----- Recorded data -----

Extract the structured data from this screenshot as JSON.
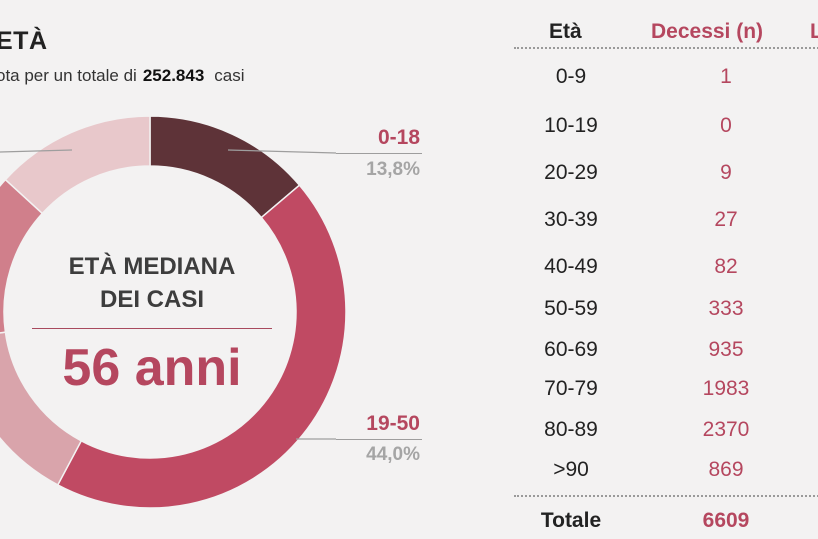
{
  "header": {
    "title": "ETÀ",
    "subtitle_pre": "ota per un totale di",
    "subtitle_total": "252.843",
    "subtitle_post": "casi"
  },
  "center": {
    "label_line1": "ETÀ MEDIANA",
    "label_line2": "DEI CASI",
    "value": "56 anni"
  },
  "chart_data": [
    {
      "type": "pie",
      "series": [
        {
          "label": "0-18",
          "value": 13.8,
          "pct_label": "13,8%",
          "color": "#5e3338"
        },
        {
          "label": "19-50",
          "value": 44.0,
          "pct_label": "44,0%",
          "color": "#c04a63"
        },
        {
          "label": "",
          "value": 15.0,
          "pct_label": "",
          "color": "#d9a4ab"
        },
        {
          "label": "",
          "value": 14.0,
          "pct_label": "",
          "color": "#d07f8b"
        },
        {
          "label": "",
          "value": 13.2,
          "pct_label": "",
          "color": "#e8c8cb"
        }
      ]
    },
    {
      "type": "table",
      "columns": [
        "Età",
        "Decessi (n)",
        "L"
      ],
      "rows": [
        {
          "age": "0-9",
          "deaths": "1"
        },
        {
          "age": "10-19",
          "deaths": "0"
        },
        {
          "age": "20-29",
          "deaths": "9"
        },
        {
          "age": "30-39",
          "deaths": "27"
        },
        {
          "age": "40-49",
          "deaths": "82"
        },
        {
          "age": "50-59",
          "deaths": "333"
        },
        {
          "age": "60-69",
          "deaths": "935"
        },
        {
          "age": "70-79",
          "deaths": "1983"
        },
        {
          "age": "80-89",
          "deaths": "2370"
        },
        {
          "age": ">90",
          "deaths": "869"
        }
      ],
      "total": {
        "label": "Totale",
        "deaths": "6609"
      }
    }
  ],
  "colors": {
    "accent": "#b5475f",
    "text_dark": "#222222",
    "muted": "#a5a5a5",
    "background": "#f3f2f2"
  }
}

-----
----- Recorded data -----

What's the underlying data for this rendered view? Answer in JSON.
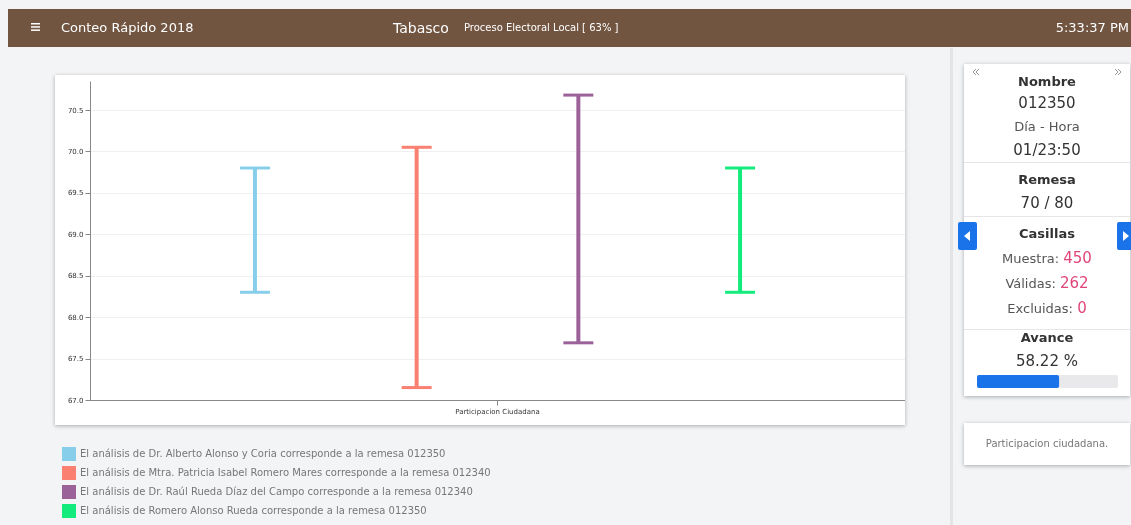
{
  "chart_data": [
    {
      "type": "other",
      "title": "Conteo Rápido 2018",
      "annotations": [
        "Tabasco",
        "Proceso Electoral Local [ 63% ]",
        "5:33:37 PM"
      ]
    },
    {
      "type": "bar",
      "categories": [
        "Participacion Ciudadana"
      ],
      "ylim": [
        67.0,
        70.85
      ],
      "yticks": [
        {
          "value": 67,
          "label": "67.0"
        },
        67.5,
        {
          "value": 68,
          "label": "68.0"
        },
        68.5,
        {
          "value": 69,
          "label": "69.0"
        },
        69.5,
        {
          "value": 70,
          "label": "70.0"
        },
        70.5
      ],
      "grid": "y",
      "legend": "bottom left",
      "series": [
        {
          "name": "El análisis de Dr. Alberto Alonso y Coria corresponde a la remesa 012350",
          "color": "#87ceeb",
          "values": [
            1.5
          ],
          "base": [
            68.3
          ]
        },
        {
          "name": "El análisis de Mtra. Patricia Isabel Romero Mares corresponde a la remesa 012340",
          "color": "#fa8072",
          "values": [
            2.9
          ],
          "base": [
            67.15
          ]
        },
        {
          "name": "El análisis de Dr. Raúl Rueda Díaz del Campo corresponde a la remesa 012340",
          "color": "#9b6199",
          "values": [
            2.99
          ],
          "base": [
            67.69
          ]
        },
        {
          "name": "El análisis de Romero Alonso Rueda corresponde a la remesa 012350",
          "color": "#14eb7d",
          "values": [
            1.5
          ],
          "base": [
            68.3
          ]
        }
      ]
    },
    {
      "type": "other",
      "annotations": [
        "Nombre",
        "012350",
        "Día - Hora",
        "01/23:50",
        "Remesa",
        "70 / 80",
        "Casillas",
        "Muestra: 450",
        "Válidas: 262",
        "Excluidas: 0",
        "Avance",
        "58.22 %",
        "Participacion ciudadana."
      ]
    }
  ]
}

-----

In the records above, find each line that holds the word "deaths"; copy all such lines.

### Result
          "deaths": "1"
          "deaths": "0"
          "deaths": "9"
          "deaths": "27"
          "deaths": "82"
          "deaths": "333"
          "deaths": "935"
          "deaths": "1983"
          "deaths": "2370"
          "deaths": "869"
        "deaths": "6609"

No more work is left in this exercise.